■ **AIM OF THE TASK**: Repeat the records below exactly, leaving out any pictures.

(Extracted records)
━━━━
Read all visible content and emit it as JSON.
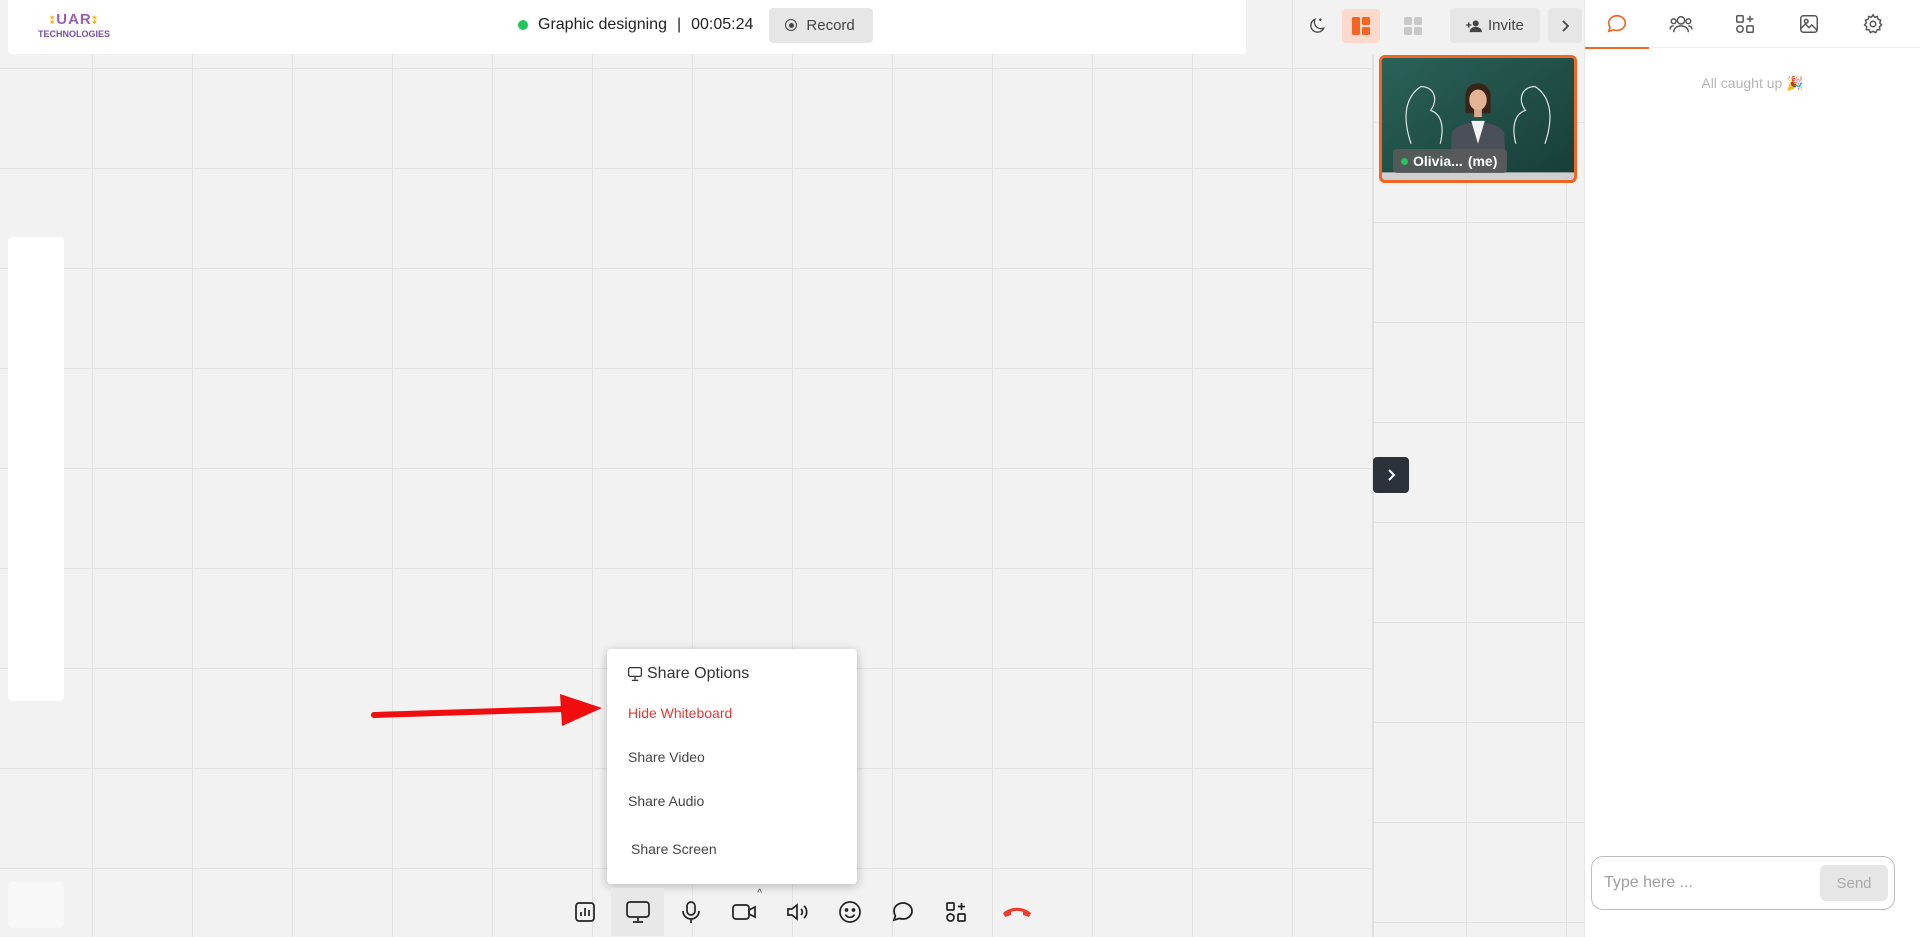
{
  "logo": {
    "line1": "UAR",
    "line2": "TECHNOLOGIES"
  },
  "meeting": {
    "title": "Graphic designing",
    "separator": "|",
    "timer": "00:05:24",
    "record_label": "Record"
  },
  "header": {
    "invite_label": "Invite"
  },
  "participant": {
    "name": "Olivia...",
    "suffix": "(me)"
  },
  "chat": {
    "empty_state": "All caught up 🎉",
    "input_placeholder": "Type here ...",
    "send_label": "Send"
  },
  "share_menu": {
    "title": "Share Options",
    "items": [
      {
        "label": "Hide Whiteboard"
      },
      {
        "label": "Share Video"
      },
      {
        "label": "Share Audio"
      },
      {
        "label": "Share Screen"
      }
    ]
  },
  "colors": {
    "accent": "#f26522",
    "danger": "#e53935",
    "live": "#22c55e"
  },
  "icons": {
    "toolbar": [
      "poll-icon",
      "whiteboard-icon",
      "microphone-icon",
      "camera-icon",
      "speaker-icon",
      "emoji-icon",
      "chat-icon",
      "apps-icon",
      "end-call-icon"
    ],
    "chat_tabs": [
      "chat-icon",
      "participants-icon",
      "apps-icon",
      "gallery-icon",
      "settings-icon"
    ]
  }
}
━━━━
■ **SOLUTION TO THE EXERCISE**:
Read all visible content and emit it as JSON.
{
  "logo": {
    "line1": "UAR",
    "line2": "TECHNOLOGIES"
  },
  "meeting": {
    "title": "Graphic designing",
    "separator": "|",
    "timer": "00:05:24",
    "record_label": "Record"
  },
  "header": {
    "invite_label": "Invite"
  },
  "participant": {
    "name": "Olivia...",
    "suffix": "(me)"
  },
  "chat": {
    "empty_state": "All caught up 🎉",
    "input_placeholder": "Type here ...",
    "send_label": "Send"
  },
  "share_menu": {
    "title": "Share Options",
    "items": [
      {
        "label": "Hide Whiteboard"
      },
      {
        "label": "Share Video"
      },
      {
        "label": "Share Audio"
      },
      {
        "label": "Share Screen"
      }
    ]
  },
  "colors": {
    "accent": "#f26522",
    "danger": "#e53935",
    "live": "#22c55e"
  },
  "icons": {
    "toolbar": [
      "poll-icon",
      "whiteboard-icon",
      "microphone-icon",
      "camera-icon",
      "speaker-icon",
      "emoji-icon",
      "chat-icon",
      "apps-icon",
      "end-call-icon"
    ],
    "chat_tabs": [
      "chat-icon",
      "participants-icon",
      "apps-icon",
      "gallery-icon",
      "settings-icon"
    ]
  }
}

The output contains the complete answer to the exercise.